▶ **Given task**:
Your answer should be one number: how many lines of the records hold the string "color".

▶ **Figure contents as structured data**:
--------------------------------------------------
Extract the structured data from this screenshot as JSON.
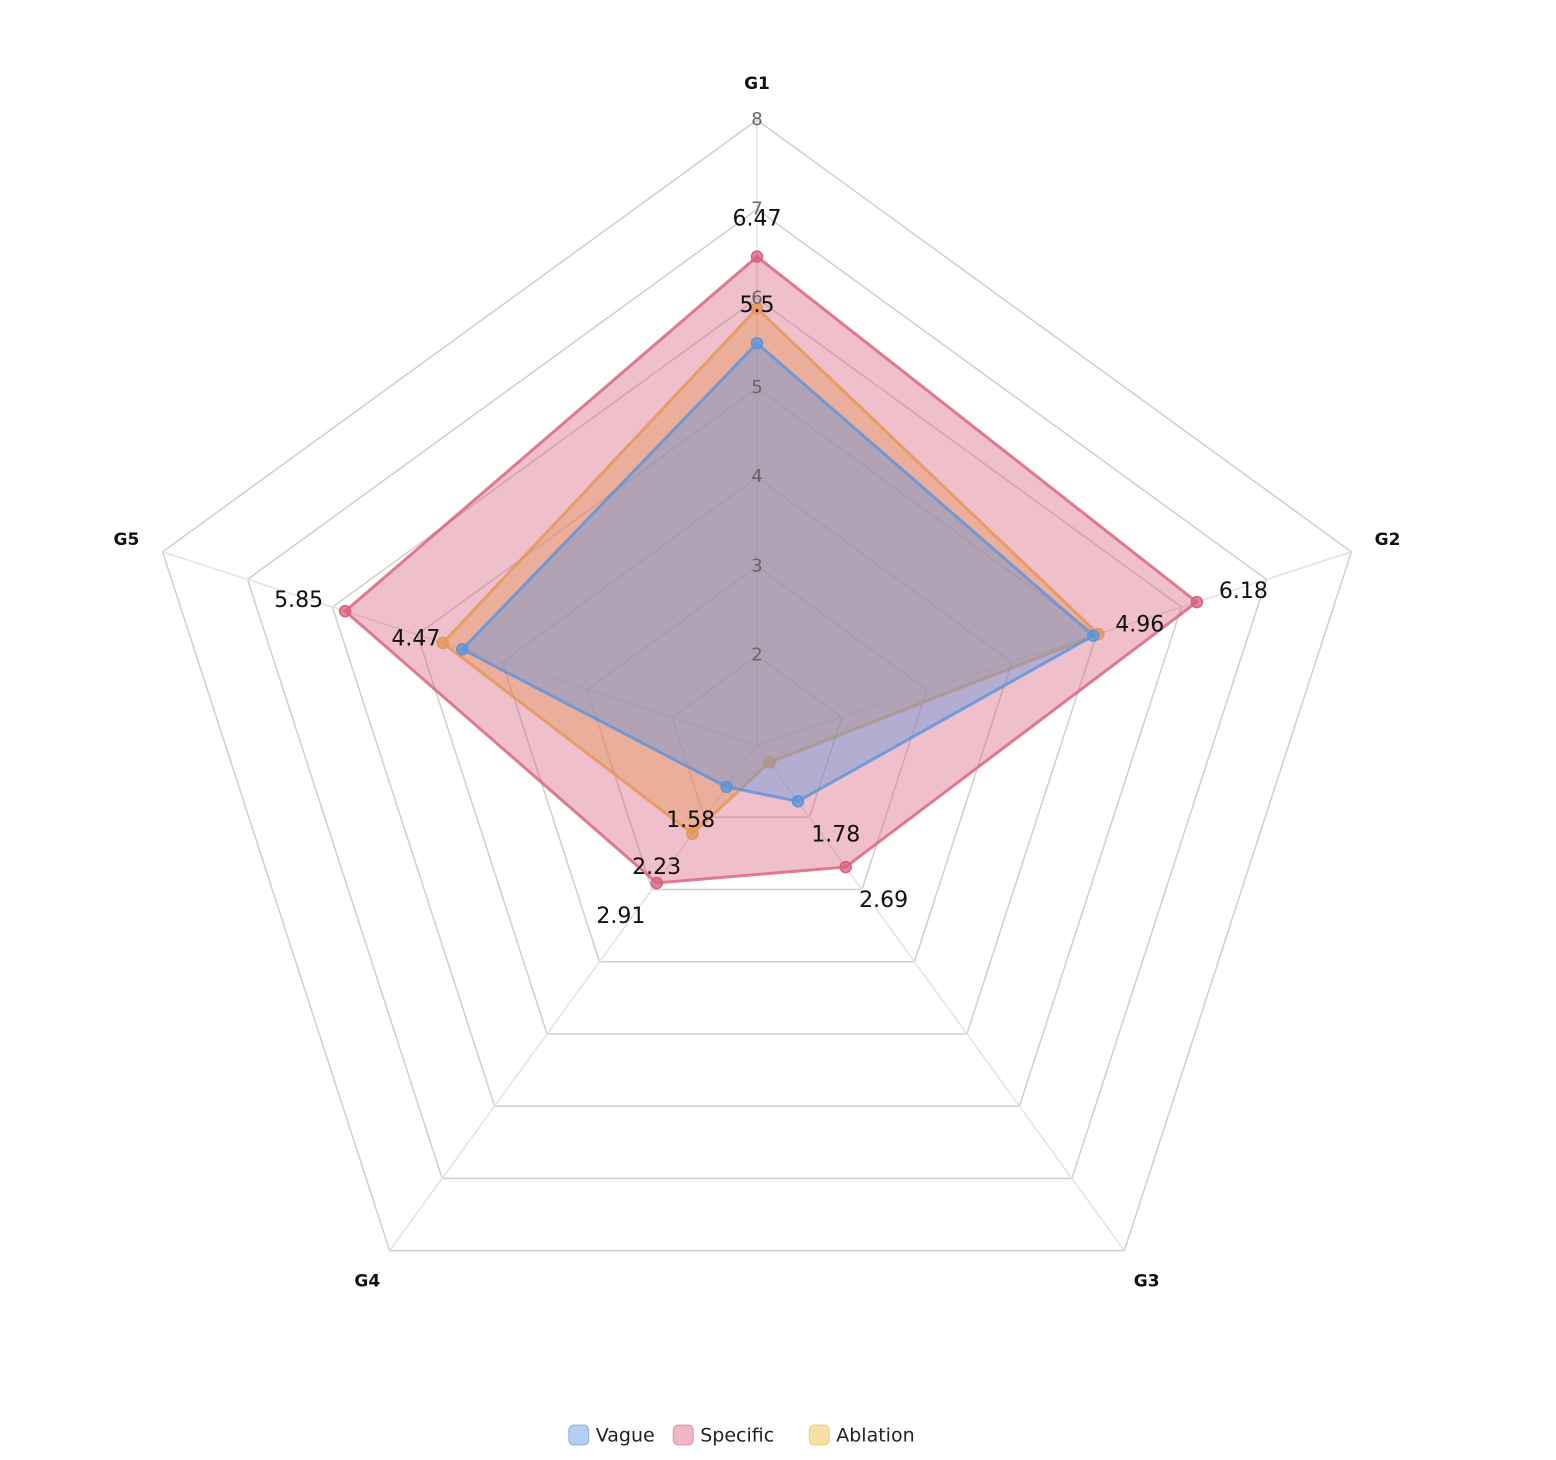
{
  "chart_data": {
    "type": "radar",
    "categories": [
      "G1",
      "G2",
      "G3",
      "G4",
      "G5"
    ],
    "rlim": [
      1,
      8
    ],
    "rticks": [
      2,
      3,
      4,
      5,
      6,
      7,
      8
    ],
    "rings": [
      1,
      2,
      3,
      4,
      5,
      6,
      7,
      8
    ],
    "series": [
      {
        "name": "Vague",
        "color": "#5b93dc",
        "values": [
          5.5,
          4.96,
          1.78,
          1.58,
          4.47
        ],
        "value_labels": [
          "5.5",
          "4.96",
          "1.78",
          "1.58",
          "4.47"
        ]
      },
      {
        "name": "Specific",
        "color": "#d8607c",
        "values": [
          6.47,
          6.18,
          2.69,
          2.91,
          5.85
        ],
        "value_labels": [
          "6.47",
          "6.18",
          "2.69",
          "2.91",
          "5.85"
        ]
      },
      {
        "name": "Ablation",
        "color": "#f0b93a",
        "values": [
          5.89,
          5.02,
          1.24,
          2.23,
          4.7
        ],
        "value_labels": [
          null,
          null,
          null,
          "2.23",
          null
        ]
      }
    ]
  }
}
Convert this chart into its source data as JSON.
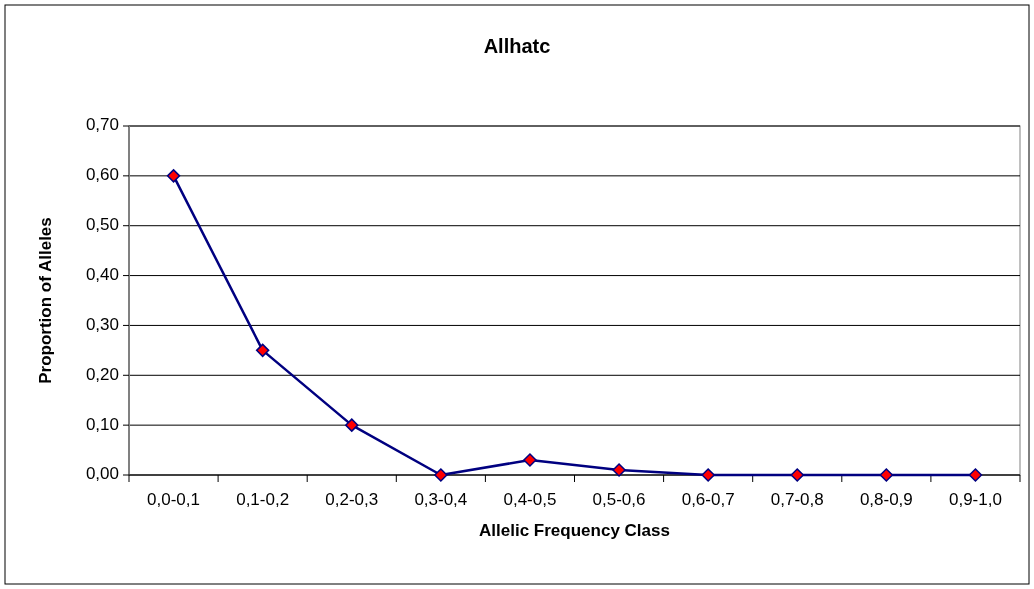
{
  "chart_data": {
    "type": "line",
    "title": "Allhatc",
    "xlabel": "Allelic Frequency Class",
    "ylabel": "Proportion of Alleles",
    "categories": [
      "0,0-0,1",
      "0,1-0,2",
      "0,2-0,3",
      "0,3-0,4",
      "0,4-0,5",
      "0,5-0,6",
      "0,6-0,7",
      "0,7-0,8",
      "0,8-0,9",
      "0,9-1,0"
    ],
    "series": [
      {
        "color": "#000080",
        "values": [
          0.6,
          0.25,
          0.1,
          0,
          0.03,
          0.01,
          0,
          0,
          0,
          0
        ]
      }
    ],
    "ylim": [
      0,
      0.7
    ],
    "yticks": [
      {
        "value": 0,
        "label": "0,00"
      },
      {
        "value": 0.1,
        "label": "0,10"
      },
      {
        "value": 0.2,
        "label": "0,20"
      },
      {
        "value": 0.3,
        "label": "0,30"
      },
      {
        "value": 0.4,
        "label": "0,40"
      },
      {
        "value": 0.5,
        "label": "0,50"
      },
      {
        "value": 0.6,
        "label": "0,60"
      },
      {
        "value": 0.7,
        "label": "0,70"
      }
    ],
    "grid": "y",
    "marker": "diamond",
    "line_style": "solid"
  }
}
--------------------------------------------------
▶ **Expected answer**:
4